* Exercise instructions
Of the lines in the listing below, how many hold "Oratorios"? Answer with the number only.
--- begin ---
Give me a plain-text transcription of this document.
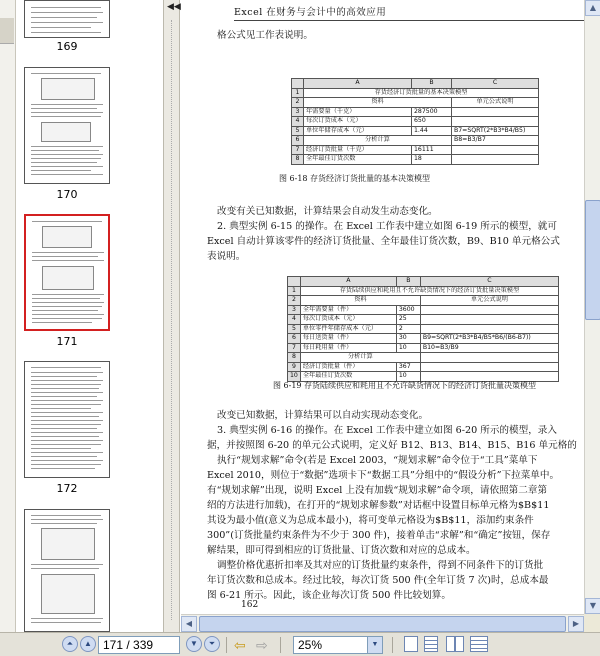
169
170
171
172
◀◀	Excel 在财务与会计中的高效应用
格公式见工作表说明。
	A	B	C
1	存货经济订货批量的基本决策模型		
2	资料		单元公式说明
3	年需要量（千克）	287500	
4	每次订货成本（元）	650	
5	单位年储存成本（元）	1.44	B7=SQRT(2*B3*B4/B5)
6	分析计算		B8=B3/B7
7	经济订货批量（千克）	16111	
8	全年最佳订货次数	18	
图 6-18 存货经济订货批量的基本决策模型
改变有关已知数据，计算结果会自动发生动态变化。
2. 典型实例 6-15 的操作。在 Excel 工作表中建立如图 6-19 所示的模型，就可
Excel 自动计算该零件的经济订货批量、全年最佳订货次数，B9、B10 单元格公式
表说明。
	A	B	C
1	存货陆续供应和耗用且不允许缺货情况下的经济订货批量决策模型		
2	资料		单元公式说明
3	全年需要量（件）	3600	
4	每次订货成本（元）	25	
5	单位零件年储存成本（元）	2	
6	每日送货量（件）	30	B9=SQRT(2*B3*B4/B5*B6/(B6-B7))
7	每日耗用量（件）	10	B10=B3/B9
8	分析计算		
9	经济订货批量（件）	367	
10	全年最佳订货次数	10	
图 6-19 存货陆续供应和耗用且不允许缺货情况下的经济订货批量决策模型
改变已知数据，计算结果可以自动实现动态变化。
3. 典型实例 6-16 的操作。在 Excel 工作表中建立如图 6-20 所示的模型，录入
据，并按照图 6-20 的单元公式说明，定义好 B12、B13、B14、B15、B16 单元格的
执行“规划求解”命令(若是 Excel 2003，“规划求解”命令位于“工具”菜单下
Excel 2010，则位于“数据”选项卡下“数据工具”分组中的“假设分析”下拉菜单中。
有“规划求解”出现，说明 Excel 上没有加载“规划求解”命令项，请依照第二章第
绍的方法进行加载)，在打开的“规划求解参数”对话框中设置目标单元格为$B$11
其设为最小值(意义为总成本最小)，将可变单元格设为$B$11，添加约束条件
300”(订货批量约束条件为不少于 300 件)，接着单击“求解”和“确定”按钮，保存
解结果，即可得到相应的订货批量、订货次数和对应的总成本。
调整价格优惠折扣率及其对应的订货批量约束条件，得到不同条件下的订货批
年订货次数和总成本。经过比较，每次订货 500 件(全年订货 7 次)时，总成本最
图 6-21 所示。因此，该企业每次订货 500 件比较划算。
162
▲
▼
◀	▶
⏶	▲ 171 / 339	▼	⏷	⇦ ⇨	25%	▼
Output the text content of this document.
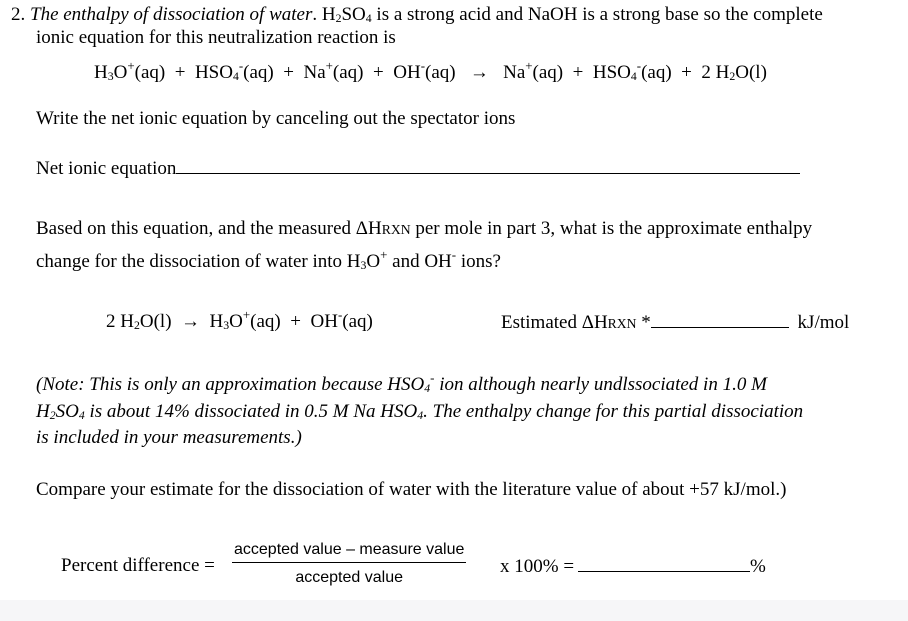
2. The enthalpy of dissociation of water. $H_2SO_4$ is a strong acid and NaOH is a strong base so the complete
ionic equation for this neutralization reaction is
$H_3O^+(aq) + HSO_4^-(aq) + Na^+(aq) + OH^-(aq) \to Na^+(aq) + HSO_4^-(aq) + 2$ $H_2O(l)$
Write the net ionic equation by canceling out the spectator ions
Net ionic equation
Based on this equation, and the measured ΔHRXN per mole in part 3, what is the approximate enthalpy
change for the dissociation of water into $H_3O^+$ and OH- ions?
2 $H_2O(l) \to H_3O^+(aq) + OH^-(aq)$	Estimated ΔHRXN *	kJ/mol
(Note: This is only an approximation because $HSO_4^-$ ion although nearly undlssociated in 1.0 M
$H_2SO_4$ is about 14% dissociated in 0.5 M Na $HSO_4$. The enthalpy change for this partial dissociation
is included in your measurements.)
Compare your estimate for the dissociation of water with the literature value of about +57 kJ/mol.)
Percent difference =
accepted value – measure value
accepted value
x 100% =	%
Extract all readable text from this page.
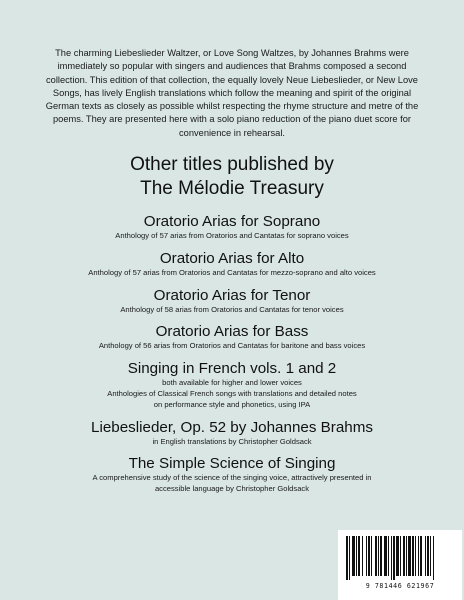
The charming Liebeslieder Waltzer, or Love Song Waltzes, by Johannes Brahms were immediately so popular with singers and audiences that Brahms composed a second collection. This edition of that collection, the equally lovely Neue Liebeslieder, or New Love Songs, has lively English translations which follow the meaning and spirit of the original German texts as closely as possible whilst respecting the rhyme structure and metre of the poems. They are presented here with a solo piano reduction of the piano duet score for convenience in rehearsal.

Other titles published by
The Mélodie Treasury
Oratorio Arias for Soprano
Anthology of 57 arias from Oratorios and Cantatas for soprano voices
Oratorio Arias for Alto
Anthology of 57 arias from Oratorios and Cantatas for mezzo-soprano and alto voices
Oratorio Arias for Tenor
Anthology of 58 arias from Oratorios and Cantatas for tenor voices
Oratorio Arias for Bass
Anthology of 56 arias from Oratorios and Cantatas for baritone and bass voices
Singing in French vols. 1 and 2
both available for higher and lower voices
Anthologies of Classical French songs with translations and detailed notes
on performance style and phonetics, using IPA
Liebeslieder, Op. 52 by Johannes Brahms
in English translations by Christopher Goldsack
The Simple Science of Singing
A comprehensive study of the science of the singing voice, attractively presented in
accessible language by Christopher Goldsack
9 781446 621967
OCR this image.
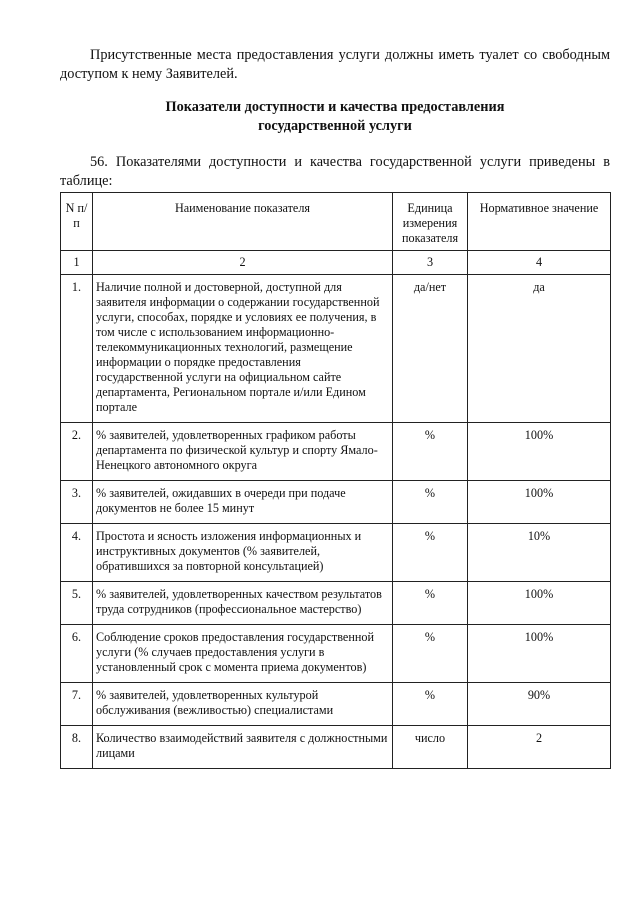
Присутственные места предоставления услуги должны иметь туалет со свободным доступом к нему Заявителей.

Показатели доступности и качества предоставления
государственной услуги

56. Показателями доступности и качества государственной услуги приведены в таблице:

N п/п	Наименование показателя	Единица измерения показателя	Нормативное значение
1	2	3	4
1.	Наличие полной и достоверной, доступной для заявителя информации о содержании государственной услуги, способах, порядке и условиях ее получения, в том числе с использованием информационно-телекоммуникационных технологий, размещение информации о порядке предоставления государственной услуги на официальном сайте департамента, Региональном портале и/или Едином портале	да/нет	да
2.	% заявителей, удовлетворенных графиком работы департамента по физической культур и спорту Ямало-Ненецкого автономного округа	%	100%
3.	% заявителей, ожидавших в очереди при подаче документов не более 15 минут	%	100%
4.	Простота и ясность изложения информационных и инструктивных документов (% заявителей, обратившихся за повторной консультацией)	%	10%
5.	% заявителей, удовлетворенных качеством результатов труда сотрудников (профессиональное мастерство)	%	100%
6.	Соблюдение сроков предоставления государственной услуги (% случаев предоставления услуги в установленный срок с момента приема документов)	%	100%
7.	% заявителей, удовлетворенных культурой обслуживания (вежливостью) специалистами	%	90%
8.	Количество взаимодействий заявителя с должностными лицами	число	2
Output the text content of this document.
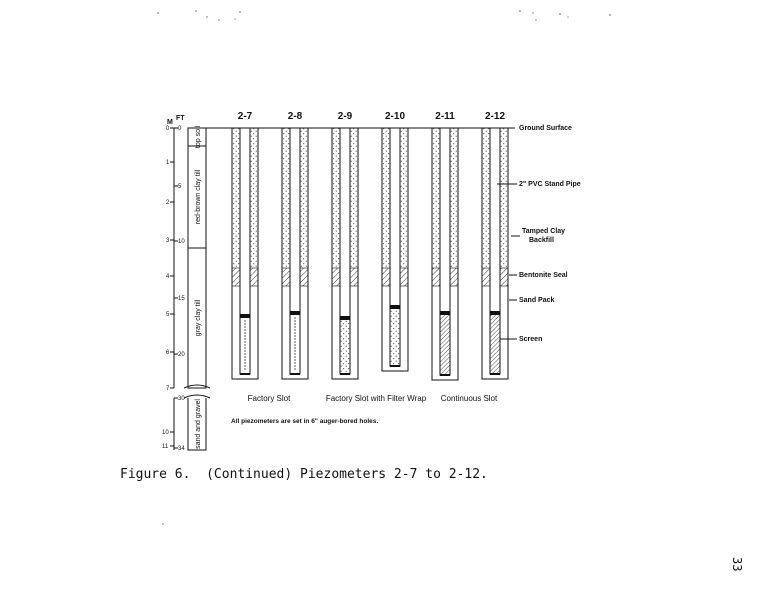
M
FT
0
1
2
3
4
5
6
7
10
11
0
5
10
15
20
30
34
top soil
red-brown clay till
gray clay till
sand and gravel
2-7	2-8	2-9	2-10	2-11	2-12
Factory Slot	Factory Slot with Filter Wrap Continuous Slot
Ground Surface
2" PVC Stand Pipe
Tamped Clay
Backfill
Bentonite Seal
Sand Pack
Screen
All piezometers are set in 6" auger-bored holes.
Figure 6.  (Continued) Piezometers 2-7 to 2-12.
33
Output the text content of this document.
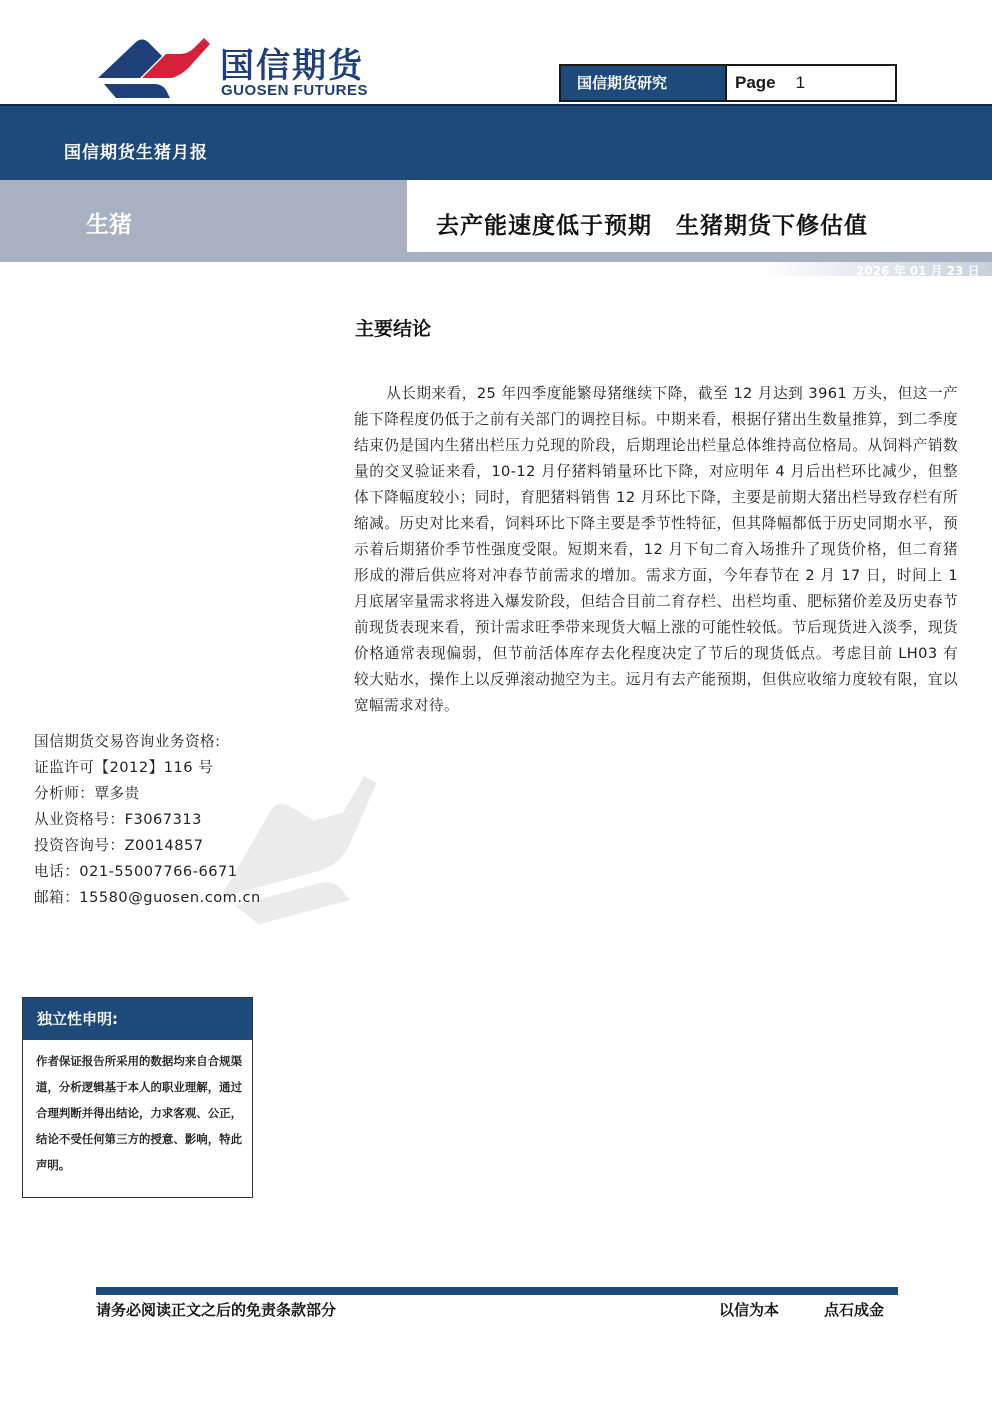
国信期货
GUOSEN FUTURES	国信期货研究	Page 1
国信期货生猪月报
生猪	去产能速度低于预期　生猪期货下修估值
2026 年 01 月 23 日
主要结论

从长期来看，25 年四季度能繁母猪继续下降，截至 12 月达到 3961 万头，但这一产能下降程度仍低于之前有关部门的调控目标。中期来看，根据仔猪出生数量推算，到二季度结束仍是国内生猪出栏压力兑现的阶段，后期理论出栏量总体维持高位格局。从饲料产销数量的交叉验证来看，10-12 月仔猪料销量环比下降，对应明年 4 月后出栏环比减少，但整体下降幅度较小；同时，育肥猪料销售 12 月环比下降，主要是前期大猪出栏导致存栏有所缩减。历史对比来看，饲料环比下降主要是季节性特征，但其降幅都低于历史同期水平，预示着后期猪价季节性强度受限。短期来看，12 月下旬二育入场推升了现货价格，但二育猪形成的滞后供应将对冲春节前需求的增加。需求方面，今年春节在 2 月 17 日，时间上 1 月底屠宰量需求将进入爆发阶段，但结合目前二育存栏、出栏均重、肥标猪价差及历史春节前现货表现来看，预计需求旺季带来现货大幅上涨的可能性较低。节后现货进入淡季，现货价格通常表现偏弱，但节前活体库存去化程度决定了节后的现货低点。考虑目前 LH03 有较大贴水，操作上以反弹滚动抛空为主。远月有去产能预期，但供应收缩力度较有限，宜以宽幅需求对待。

国信期货交易咨询业务资格:
证监许可【2012】116 号
分析师：覃多贵
从业资格号：F3067313
投资咨询号：Z0014857
电话：021-55007766-6671
邮箱：15580@guosen.com.cn
独立性申明:
作者保证报告所采用的数据均来自合规渠道，分析逻辑基于本人的职业理解，通过合理判断并得出结论，力求客观、公正，结论不受任何第三方的授意、影响，特此声明。
请务必阅读正文之后的免责条款部分	以信为本	点石成金
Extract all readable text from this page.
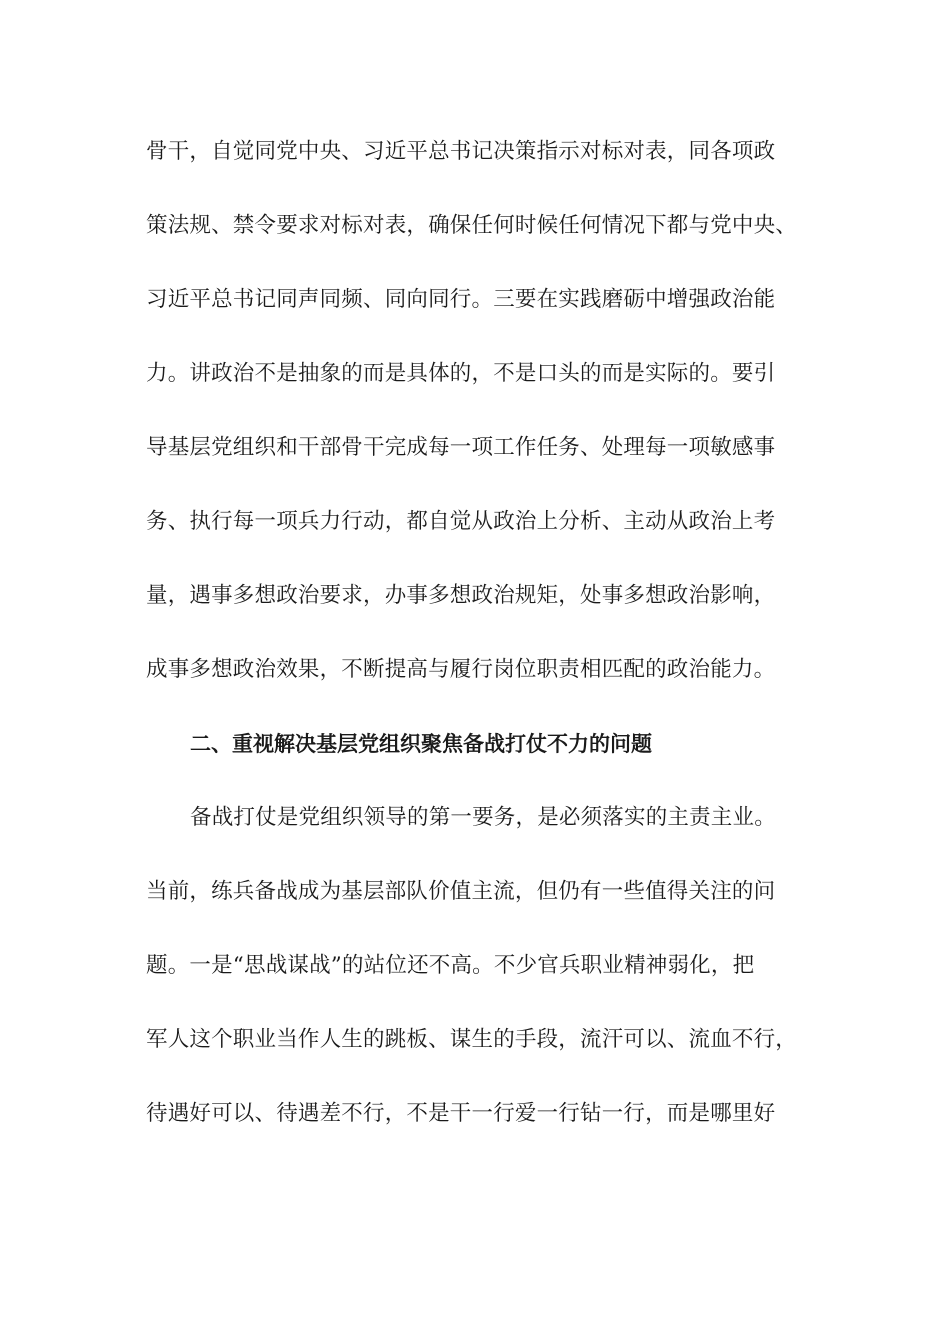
骨干，自觉同党中央、习近平总书记决策指示对标对表，同各项政
策法规、禁令要求对标对表，确保任何时候任何情况下都与党中央、
习近平总书记同声同频、同向同行。三要在实践磨砺中增强政治能
力。讲政治不是抽象的而是具体的，不是口头的而是实际的。要引
导基层党组织和干部骨干完成每一项工作任务、处理每一项敏感事
务、执行每一项兵力行动，都自觉从政治上分析、主动从政治上考
量，遇事多想政治要求，办事多想政治规矩，处事多想政治影响，
成事多想政治效果，不断提高与履行岗位职责相匹配的政治能力。
二、重视解决基层党组织聚焦备战打仗不力的问题
备战打仗是党组织领导的第一要务，是必须落实的主责主业。
当前，练兵备战成为基层部队价值主流，但仍有一些值得关注的问
题。一是“思战谋战”的站位还不高。不少官兵职业精神弱化，把
军人这个职业当作人生的跳板、谋生的手段，流汗可以、流血不行，
待遇好可以、待遇差不行，不是干一行爱一行钻一行，而是哪里好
--- end ---
* Right answer
4